__TASK DIRECTIONS__
Pull out each line of the listing below that contains the string "chart", treating uppercase and lowercase as different.

__SOURCE MATERIAL__
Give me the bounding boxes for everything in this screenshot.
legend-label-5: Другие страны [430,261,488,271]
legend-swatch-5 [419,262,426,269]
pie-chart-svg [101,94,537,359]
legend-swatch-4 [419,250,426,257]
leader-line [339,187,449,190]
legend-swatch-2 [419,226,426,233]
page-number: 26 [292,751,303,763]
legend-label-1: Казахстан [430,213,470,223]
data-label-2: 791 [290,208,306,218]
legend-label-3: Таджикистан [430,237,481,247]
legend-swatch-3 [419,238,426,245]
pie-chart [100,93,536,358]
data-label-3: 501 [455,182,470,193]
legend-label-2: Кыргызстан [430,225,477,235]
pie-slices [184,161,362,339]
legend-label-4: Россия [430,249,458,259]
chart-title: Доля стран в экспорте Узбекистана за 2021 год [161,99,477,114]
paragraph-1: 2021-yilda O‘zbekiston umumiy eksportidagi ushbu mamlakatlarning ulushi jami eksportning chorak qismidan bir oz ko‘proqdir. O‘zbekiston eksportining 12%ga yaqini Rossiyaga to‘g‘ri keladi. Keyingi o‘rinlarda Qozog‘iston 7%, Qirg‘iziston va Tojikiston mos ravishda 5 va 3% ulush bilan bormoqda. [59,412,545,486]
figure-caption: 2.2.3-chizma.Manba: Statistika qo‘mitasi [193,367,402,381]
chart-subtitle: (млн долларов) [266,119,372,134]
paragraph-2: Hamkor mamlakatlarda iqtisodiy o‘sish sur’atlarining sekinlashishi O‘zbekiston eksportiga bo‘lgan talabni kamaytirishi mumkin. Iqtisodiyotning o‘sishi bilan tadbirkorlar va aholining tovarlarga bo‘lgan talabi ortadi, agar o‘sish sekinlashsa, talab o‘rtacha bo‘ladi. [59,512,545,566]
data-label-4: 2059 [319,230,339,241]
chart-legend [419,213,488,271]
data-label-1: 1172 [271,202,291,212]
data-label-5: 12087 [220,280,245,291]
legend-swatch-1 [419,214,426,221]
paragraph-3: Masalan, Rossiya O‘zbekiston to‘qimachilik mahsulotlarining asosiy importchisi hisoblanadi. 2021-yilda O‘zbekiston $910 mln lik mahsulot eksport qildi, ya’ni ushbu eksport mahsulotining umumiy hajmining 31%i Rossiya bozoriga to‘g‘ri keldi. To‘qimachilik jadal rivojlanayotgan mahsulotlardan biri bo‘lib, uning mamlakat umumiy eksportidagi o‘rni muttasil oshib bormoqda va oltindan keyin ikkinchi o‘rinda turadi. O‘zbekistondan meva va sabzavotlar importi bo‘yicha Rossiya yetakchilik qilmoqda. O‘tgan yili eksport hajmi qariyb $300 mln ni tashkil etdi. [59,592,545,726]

__COMPLETED EXERCISE__
pie-chart-svg [101,94,537,359]
pie-chart [100,93,536,358]
chart-title: Доля стран в экспорте Узбекистана за 2021 год [161,99,477,114]
chart-subtitle: (млн долларов) [266,119,372,134]
chart-legend [419,213,488,271]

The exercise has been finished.